**Exercise task:**
Can the data below be echoed back word for word?

==*==

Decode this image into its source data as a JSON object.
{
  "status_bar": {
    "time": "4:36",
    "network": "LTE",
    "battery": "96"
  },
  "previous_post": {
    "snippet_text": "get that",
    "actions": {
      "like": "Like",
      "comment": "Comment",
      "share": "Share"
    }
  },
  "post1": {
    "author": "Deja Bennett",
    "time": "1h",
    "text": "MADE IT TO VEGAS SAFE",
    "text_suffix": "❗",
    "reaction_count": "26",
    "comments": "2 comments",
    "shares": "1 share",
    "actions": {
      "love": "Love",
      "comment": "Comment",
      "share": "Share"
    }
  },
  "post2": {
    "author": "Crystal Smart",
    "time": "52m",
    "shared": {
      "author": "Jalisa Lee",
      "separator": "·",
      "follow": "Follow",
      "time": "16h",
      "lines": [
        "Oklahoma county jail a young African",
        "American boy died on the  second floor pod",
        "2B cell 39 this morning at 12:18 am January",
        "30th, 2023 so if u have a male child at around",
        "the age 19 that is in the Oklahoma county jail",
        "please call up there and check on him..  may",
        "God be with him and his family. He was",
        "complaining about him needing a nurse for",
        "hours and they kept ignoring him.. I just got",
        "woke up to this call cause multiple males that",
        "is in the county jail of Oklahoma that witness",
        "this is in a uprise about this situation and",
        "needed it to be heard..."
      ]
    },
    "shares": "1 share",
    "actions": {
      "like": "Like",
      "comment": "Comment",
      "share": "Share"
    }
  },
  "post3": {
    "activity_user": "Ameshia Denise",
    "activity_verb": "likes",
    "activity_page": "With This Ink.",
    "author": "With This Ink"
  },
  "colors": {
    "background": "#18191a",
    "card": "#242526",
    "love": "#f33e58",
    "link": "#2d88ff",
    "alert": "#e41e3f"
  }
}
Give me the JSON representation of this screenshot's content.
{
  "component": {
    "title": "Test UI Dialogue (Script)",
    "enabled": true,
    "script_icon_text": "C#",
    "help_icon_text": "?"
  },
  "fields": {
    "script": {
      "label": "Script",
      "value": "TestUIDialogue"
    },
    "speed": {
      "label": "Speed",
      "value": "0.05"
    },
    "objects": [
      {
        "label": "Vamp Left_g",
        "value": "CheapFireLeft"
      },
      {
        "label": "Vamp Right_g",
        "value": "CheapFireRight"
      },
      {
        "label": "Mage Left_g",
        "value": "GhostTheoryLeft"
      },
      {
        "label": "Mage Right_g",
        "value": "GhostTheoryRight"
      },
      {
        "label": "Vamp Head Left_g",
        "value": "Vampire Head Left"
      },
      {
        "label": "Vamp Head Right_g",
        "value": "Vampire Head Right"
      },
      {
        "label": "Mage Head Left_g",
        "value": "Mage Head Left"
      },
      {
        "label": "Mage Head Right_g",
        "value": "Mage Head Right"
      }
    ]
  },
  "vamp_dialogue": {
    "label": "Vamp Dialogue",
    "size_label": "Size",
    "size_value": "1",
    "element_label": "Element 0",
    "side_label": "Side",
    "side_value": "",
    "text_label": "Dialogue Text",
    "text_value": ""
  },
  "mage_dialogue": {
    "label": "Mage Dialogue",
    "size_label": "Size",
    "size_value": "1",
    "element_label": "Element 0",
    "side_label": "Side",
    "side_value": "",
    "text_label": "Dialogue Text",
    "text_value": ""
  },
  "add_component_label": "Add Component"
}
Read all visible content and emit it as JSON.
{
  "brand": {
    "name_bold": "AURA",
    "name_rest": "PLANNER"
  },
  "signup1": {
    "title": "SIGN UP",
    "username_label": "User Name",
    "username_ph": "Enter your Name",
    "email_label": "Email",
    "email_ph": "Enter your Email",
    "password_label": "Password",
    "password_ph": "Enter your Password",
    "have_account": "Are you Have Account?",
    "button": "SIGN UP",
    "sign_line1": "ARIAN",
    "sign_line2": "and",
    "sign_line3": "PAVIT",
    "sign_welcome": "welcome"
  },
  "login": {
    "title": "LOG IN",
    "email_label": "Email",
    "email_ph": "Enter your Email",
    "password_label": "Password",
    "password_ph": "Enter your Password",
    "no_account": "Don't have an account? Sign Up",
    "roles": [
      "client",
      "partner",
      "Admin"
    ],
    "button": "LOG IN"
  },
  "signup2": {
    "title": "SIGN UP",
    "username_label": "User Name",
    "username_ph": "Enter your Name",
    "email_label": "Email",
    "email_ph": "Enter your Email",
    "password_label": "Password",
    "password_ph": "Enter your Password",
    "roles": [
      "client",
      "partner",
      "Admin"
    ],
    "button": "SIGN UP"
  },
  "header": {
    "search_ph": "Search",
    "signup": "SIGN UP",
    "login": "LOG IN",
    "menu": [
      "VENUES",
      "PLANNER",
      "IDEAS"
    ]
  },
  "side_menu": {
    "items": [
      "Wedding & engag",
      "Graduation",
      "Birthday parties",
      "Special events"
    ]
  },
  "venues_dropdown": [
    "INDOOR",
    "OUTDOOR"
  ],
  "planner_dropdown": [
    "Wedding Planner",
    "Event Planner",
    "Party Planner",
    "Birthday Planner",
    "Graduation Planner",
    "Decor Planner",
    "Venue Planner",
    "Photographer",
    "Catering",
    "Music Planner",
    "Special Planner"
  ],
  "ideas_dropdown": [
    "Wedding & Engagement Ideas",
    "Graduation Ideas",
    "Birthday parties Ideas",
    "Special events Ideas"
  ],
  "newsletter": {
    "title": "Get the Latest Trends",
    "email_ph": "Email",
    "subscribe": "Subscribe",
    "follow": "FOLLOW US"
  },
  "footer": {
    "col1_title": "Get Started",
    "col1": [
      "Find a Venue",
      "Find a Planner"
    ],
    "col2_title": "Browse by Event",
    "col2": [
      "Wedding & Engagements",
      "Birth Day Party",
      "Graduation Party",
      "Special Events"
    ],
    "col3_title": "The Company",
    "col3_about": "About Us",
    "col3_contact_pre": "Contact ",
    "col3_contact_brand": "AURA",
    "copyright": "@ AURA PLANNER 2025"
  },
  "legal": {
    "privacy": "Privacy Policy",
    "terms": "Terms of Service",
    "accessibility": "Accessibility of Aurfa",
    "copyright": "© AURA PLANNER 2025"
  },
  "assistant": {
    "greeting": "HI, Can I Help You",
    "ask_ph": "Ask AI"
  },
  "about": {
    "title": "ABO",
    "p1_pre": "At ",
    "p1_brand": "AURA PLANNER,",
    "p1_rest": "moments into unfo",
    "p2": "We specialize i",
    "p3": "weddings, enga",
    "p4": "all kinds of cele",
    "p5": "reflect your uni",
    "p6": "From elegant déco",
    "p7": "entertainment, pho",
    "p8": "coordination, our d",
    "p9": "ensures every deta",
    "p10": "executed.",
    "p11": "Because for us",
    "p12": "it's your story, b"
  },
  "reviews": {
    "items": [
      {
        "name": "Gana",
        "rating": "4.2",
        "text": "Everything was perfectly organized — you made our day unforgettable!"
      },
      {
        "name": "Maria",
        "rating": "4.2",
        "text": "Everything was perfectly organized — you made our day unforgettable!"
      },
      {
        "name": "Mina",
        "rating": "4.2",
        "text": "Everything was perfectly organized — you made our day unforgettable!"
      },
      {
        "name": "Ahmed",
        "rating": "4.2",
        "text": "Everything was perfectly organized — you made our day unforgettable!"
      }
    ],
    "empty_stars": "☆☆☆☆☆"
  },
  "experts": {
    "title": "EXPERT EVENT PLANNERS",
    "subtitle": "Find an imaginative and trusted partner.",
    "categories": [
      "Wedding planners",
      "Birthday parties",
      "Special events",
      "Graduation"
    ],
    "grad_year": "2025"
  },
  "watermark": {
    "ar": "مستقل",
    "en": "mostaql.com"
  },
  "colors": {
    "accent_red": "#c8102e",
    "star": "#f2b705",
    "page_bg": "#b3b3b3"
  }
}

==*==

**Result of the task:**
Decode this image into its source data as a JSON object.
{
  "status_bar": {
    "time": "4:36",
    "network": "LTE",
    "battery": "96"
  },
  "previous_post": {
    "snippet_text": "get that",
    "actions": {
      "like": "Like",
      "comment": "Comment",
      "share": "Share"
    }
  },
  "post1": {
    "author": "Deja Bennett",
    "time": "1h",
    "text": "MADE IT TO VEGAS SAFE",
    "text_suffix": "❗",
    "reaction_count": "26",
    "comments": "2 comments",
    "shares": "1 share",
    "actions": {
      "love": "Love",
      "comment": "Comment",
      "share": "Share"
    }
  },
  "post2": {
    "author": "Crystal Smart",
    "time": "52m",
    "shared": {
      "author": "Jalisa Lee",
      "separator": "·",
      "follow": "Follow",
      "time": "16h",
      "lines": [
        "Oklahoma county jail a young African",
        "American boy died on the  second floor pod",
        "2B cell 39 this morning at 12:18 am January",
        "30th, 2023 so if u have a male child at around",
        "the age 19 that is in the Oklahoma county jail",
        "please call up there and check on him..  may",
        "God be with him and his family. He was",
        "complaining about him needing a nurse for",
        "hours and they kept ignoring him.. I just got",
        "woke up to this call cause multiple males that",
        "is in the county jail of Oklahoma that witness",
        "this is in a uprise about this situation and",
        "needed it to be heard..."
      ]
    },
    "shares": "1 share",
    "actions": {
      "like": "Like",
      "comment": "Comment",
      "share": "Share"
    }
  },
  "post3": {
    "activity_user": "Ameshia Denise",
    "activity_verb": "likes",
    "activity_page": "With This Ink.",
    "author": "With This Ink"
  },
  "colors": {
    "background": "#18191a",
    "card": "#242526",
    "love": "#f33e58",
    "link": "#2d88ff",
    "alert": "#e41e3f"
  }
}
Give me the JSON representation of this screenshot's content.
{
  "component": {
    "title": "Test UI Dialogue (Script)",
    "enabled": true,
    "script_icon_text": "C#",
    "help_icon_text": "?"
  },
  "fields": {
    "script": {
      "label": "Script",
      "value": "TestUIDialogue"
    },
    "speed": {
      "label": "Speed",
      "value": "0.05"
    },
    "objects": [
      {
        "label": "Vamp Left_g",
        "value": "CheapFireLeft"
      },
      {
        "label": "Vamp Right_g",
        "value": "CheapFireRight"
      },
      {
        "label": "Mage Left_g",
        "value": "GhostTheoryLeft"
      },
      {
        "label": "Mage Right_g",
        "value": "GhostTheoryRight"
      },
      {
        "label": "Vamp Head Left_g",
        "value": "Vampire Head Left"
      },
      {
        "label": "Vamp Head Right_g",
        "value": "Vampire Head Right"
      },
      {
        "label": "Mage Head Left_g",
        "value": "Mage Head Left"
      },
      {
        "label": "Mage Head Right_g",
        "value": "Mage Head Right"
      }
    ]
  },
  "vamp_dialogue": {
    "label": "Vamp Dialogue",
    "size_label": "Size",
    "size_value": "1",
    "element_label": "Element 0",
    "side_label": "Side",
    "side_value": "",
    "text_label": "Dialogue Text",
    "text_value": ""
  },
  "mage_dialogue": {
    "label": "Mage Dialogue",
    "size_label": "Size",
    "size_value": "1",
    "element_label": "Element 0",
    "side_label": "Side",
    "side_value": "",
    "text_label": "Dialogue Text",
    "text_value": ""
  },
  "add_component_label": "Add Component"
}
Read all visible content and emit it as JSON.
{
  "brand": {
    "name_bold": "AURA",
    "name_rest": "PLANNER"
  },
  "signup1": {
    "title": "SIGN UP",
    "username_label": "User Name",
    "username_ph": "Enter your Name",
    "email_label": "Email",
    "email_ph": "Enter your Email",
    "password_label": "Password",
    "password_ph": "Enter your Password",
    "have_account": "Are you Have Account?",
    "button": "SIGN UP",
    "sign_line1": "ARIAN",
    "sign_line2": "and",
    "sign_line3": "PAVIT",
    "sign_welcome": "welcome"
  },
  "login": {
    "title": "LOG IN",
    "email_label": "Email",
    "email_ph": "Enter your Email",
    "password_label": "Password",
    "password_ph": "Enter your Password",
    "no_account": "Don't have an account? Sign Up",
    "roles": [
      "client",
      "partner",
      "Admin"
    ],
    "button": "LOG IN"
  },
  "signup2": {
    "title": "SIGN UP",
    "username_label": "User Name",
    "username_ph": "Enter your Name",
    "email_label": "Email",
    "email_ph": "Enter your Email",
    "password_label": "Password",
    "password_ph": "Enter your Password",
    "roles": [
      "client",
      "partner",
      "Admin"
    ],
    "button": "SIGN UP"
  },
  "header": {
    "search_ph": "Search",
    "signup": "SIGN UP",
    "login": "LOG IN",
    "menu": [
      "VENUES",
      "PLANNER",
      "IDEAS"
    ]
  },
  "side_menu": {
    "items": [
      "Wedding & engag",
      "Graduation",
      "Birthday parties",
      "Special events"
    ]
  },
  "venues_dropdown": [
    "INDOOR",
    "OUTDOOR"
  ],
  "planner_dropdown": [
    "Wedding Planner",
    "Event Planner",
    "Party Planner",
    "Birthday Planner",
    "Graduation Planner",
    "Decor Planner",
    "Venue Planner",
    "Photographer",
    "Catering",
    "Music Planner",
    "Special Planner"
  ],
  "ideas_dropdown": [
    "Wedding & Engagement Ideas",
    "Graduation Ideas",
    "Birthday parties Ideas",
    "Special events Ideas"
  ],
  "newsletter": {
    "title": "Get the Latest Trends",
    "email_ph": "Email",
    "subscribe": "Subscribe",
    "follow": "FOLLOW US"
  },
  "footer": {
    "col1_title": "Get Started",
    "col1": [
      "Find a Venue",
      "Find a Planner"
    ],
    "col2_title": "Browse by Event",
    "col2": [
      "Wedding & Engagements",
      "Birth Day Party",
      "Graduation Party",
      "Special Events"
    ],
    "col3_title": "The Company",
    "col3_about": "About Us",
    "col3_contact_pre": "Contact ",
    "col3_contact_brand": "AURA",
    "copyright": "@ AURA PLANNER 2025"
  },
  "legal": {
    "privacy": "Privacy Policy",
    "terms": "Terms of Service",
    "accessibility": "Accessibility of Aurfa",
    "copyright": "© AURA PLANNER 2025"
  },
  "assistant": {
    "greeting": "HI, Can I Help You",
    "ask_ph": "Ask AI"
  },
  "about": {
    "title": "ABO",
    "p1_pre": "At ",
    "p1_brand": "AURA PLANNER,",
    "p1_rest": "moments into unfo",
    "p2": "We specialize i",
    "p3": "weddings, enga",
    "p4": "all kinds of cele",
    "p5": "reflect your uni",
    "p6": "From elegant déco",
    "p7": "entertainment, pho",
    "p8": "coordination, our d",
    "p9": "ensures every deta",
    "p10": "executed.",
    "p11": "Because for us",
    "p12": "it's your story, b"
  },
  "reviews": {
    "items": [
      {
        "name": "Gana",
        "rating": "4.2",
        "text": "Everything was perfectly organized — you made our day unforgettable!"
      },
      {
        "name": "Maria",
        "rating": "4.2",
        "text": "Everything was perfectly organized — you made our day unforgettable!"
      },
      {
        "name": "Mina",
        "rating": "4.2",
        "text": "Everything was perfectly organized — you made our day unforgettable!"
      },
      {
        "name": "Ahmed",
        "rating": "4.2",
        "text": "Everything was perfectly organized — you made our day unforgettable!"
      }
    ],
    "empty_stars": "☆☆☆☆☆"
  },
  "experts": {
    "title": "EXPERT EVENT PLANNERS",
    "subtitle": "Find an imaginative and trusted partner.",
    "categories": [
      "Wedding planners",
      "Birthday parties",
      "Special events",
      "Graduation"
    ],
    "grad_year": "2025"
  },
  "watermark": {
    "ar": "مستقل",
    "en": "mostaql.com"
  },
  "colors": {
    "accent_red": "#c8102e",
    "star": "#f2b705",
    "page_bg": "#b3b3b3"
  }
}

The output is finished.